#### Given instruction
Copy out, unchanged, every line of the records from the very first line through the line holding "- message-bubble[interactable]: My", including both ends.

######

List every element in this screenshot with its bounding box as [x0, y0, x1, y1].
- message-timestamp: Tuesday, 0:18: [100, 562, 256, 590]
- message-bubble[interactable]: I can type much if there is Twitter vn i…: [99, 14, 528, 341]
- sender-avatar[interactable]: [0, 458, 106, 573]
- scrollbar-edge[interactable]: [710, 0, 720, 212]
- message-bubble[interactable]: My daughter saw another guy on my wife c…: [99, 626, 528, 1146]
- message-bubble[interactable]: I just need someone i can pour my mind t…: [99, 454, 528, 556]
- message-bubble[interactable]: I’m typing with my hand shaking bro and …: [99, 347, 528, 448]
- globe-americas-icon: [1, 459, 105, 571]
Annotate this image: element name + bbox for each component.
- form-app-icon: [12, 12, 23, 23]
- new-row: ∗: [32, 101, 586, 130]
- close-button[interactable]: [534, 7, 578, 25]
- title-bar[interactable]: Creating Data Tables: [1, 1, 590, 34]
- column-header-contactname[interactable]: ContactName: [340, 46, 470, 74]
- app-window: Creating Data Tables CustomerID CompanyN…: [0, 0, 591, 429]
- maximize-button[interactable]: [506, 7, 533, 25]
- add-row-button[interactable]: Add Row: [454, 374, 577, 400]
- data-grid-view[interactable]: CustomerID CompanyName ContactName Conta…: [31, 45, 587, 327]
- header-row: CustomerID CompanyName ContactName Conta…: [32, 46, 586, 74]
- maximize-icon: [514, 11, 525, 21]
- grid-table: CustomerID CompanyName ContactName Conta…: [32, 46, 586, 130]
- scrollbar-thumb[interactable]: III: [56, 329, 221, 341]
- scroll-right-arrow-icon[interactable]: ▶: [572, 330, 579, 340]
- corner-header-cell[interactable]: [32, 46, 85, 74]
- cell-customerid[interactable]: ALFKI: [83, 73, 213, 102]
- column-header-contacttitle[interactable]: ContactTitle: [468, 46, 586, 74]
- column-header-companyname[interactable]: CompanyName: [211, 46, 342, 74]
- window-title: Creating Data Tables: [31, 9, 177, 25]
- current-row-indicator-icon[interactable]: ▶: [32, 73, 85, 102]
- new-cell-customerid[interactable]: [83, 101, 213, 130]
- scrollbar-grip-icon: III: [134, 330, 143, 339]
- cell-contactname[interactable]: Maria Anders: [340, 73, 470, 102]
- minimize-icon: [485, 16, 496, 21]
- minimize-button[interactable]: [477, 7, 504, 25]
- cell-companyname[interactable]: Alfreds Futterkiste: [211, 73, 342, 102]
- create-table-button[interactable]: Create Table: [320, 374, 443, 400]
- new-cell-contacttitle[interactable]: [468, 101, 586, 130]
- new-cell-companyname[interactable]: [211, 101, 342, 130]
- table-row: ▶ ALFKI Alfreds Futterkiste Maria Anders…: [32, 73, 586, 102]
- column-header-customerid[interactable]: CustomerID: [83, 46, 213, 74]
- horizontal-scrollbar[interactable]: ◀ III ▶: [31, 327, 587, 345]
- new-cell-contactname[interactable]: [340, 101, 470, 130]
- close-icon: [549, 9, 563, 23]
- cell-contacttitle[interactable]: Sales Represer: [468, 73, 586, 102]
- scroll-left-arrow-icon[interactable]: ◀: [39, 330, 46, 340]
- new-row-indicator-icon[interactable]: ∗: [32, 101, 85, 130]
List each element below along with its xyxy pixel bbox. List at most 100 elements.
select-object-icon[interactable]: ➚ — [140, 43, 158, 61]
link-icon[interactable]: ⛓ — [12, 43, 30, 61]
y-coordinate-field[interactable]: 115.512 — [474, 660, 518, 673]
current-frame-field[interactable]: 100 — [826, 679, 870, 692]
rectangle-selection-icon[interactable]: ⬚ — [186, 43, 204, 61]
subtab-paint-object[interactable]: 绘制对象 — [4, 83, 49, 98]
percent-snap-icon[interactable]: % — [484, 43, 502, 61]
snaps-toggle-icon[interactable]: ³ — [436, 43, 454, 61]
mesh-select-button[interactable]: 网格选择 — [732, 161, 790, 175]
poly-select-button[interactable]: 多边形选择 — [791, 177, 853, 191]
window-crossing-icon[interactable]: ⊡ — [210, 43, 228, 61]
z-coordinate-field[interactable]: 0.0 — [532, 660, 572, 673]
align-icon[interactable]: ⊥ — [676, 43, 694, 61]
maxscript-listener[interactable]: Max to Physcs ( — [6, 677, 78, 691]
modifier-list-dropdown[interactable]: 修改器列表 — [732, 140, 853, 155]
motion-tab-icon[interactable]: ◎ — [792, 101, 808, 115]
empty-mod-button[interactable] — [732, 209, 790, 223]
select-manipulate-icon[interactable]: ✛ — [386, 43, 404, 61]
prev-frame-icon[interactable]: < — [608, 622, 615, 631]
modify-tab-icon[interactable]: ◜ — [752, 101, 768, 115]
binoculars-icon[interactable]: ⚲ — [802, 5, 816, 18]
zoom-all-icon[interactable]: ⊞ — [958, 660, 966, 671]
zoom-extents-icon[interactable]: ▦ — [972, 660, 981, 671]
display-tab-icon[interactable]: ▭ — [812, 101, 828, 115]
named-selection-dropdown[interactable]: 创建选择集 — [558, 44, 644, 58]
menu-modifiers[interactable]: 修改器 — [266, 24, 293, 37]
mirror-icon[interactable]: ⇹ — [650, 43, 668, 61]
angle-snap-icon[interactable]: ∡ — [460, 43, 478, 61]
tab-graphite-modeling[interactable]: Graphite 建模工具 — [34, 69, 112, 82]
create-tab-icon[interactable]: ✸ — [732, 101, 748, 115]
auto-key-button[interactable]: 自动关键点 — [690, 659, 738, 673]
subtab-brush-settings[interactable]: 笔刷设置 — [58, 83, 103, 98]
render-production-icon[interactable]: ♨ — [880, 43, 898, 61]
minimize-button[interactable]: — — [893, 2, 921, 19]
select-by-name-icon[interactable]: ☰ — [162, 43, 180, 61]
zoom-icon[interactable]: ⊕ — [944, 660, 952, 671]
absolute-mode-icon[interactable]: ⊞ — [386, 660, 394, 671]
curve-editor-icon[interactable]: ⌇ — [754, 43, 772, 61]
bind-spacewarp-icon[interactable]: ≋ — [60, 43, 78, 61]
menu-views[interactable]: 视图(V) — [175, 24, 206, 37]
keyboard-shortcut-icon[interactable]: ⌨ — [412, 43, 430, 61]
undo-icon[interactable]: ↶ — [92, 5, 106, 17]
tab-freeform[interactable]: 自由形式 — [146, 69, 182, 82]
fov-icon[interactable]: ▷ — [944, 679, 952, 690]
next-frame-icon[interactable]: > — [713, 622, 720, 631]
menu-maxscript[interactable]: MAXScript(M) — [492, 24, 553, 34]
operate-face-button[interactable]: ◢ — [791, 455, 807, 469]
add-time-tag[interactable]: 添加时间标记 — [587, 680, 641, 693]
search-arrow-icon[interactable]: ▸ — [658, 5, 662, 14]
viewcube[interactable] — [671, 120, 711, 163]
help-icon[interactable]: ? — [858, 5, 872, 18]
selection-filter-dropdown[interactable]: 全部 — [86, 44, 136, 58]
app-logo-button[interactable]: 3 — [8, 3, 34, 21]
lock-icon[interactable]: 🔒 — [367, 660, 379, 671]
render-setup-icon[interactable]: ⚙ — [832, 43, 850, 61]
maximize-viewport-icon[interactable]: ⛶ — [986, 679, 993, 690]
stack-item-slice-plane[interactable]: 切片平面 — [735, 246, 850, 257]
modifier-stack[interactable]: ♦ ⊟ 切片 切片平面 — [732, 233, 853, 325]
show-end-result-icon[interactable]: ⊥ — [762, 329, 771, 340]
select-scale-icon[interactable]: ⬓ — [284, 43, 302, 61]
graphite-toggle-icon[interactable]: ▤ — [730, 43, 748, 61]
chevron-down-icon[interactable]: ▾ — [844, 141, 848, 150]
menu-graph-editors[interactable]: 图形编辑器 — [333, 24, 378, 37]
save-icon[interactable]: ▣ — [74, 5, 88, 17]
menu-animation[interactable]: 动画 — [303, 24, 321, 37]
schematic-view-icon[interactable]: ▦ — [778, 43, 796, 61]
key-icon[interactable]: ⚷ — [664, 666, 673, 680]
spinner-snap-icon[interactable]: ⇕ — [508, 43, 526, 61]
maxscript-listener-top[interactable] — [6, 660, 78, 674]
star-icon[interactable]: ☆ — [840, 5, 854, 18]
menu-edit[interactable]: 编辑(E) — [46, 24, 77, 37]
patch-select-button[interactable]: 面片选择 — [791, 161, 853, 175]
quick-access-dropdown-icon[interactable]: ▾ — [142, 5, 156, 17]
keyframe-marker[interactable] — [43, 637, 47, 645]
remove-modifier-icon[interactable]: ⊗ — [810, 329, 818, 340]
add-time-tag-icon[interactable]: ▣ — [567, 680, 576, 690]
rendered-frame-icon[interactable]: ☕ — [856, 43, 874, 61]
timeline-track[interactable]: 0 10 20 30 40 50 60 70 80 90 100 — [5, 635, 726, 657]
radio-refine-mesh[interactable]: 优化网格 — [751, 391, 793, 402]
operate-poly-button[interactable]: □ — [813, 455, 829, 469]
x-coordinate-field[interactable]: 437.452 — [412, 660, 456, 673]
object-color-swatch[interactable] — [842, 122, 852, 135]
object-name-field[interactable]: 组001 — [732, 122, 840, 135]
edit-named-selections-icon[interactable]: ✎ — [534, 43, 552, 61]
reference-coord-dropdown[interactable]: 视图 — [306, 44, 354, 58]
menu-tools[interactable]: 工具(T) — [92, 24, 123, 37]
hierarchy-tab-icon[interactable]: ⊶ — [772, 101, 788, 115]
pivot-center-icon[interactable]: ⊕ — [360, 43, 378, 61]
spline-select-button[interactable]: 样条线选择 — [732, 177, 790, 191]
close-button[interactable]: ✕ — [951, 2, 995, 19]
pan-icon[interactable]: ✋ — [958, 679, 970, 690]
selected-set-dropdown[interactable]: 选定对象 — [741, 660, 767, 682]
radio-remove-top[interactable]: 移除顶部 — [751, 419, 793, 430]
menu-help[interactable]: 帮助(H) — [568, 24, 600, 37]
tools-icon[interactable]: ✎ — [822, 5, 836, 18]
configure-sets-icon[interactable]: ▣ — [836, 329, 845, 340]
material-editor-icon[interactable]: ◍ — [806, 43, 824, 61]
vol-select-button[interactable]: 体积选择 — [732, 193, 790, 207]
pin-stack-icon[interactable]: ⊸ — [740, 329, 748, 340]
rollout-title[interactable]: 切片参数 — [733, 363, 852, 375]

######

#### Exercise response
List every element in this screenshot with its bounding box as [x0, y0, x1, y1].
- message-timestamp: Tuesday, 0:18: [100, 562, 256, 590]
- message-bubble[interactable]: I can type much if there is Twitter vn i…: [99, 14, 528, 341]
- sender-avatar[interactable]: [0, 458, 106, 573]
- scrollbar-edge[interactable]: [710, 0, 720, 212]
- message-bubble[interactable]: My daughter saw another guy on my wife c…: [99, 626, 528, 1146]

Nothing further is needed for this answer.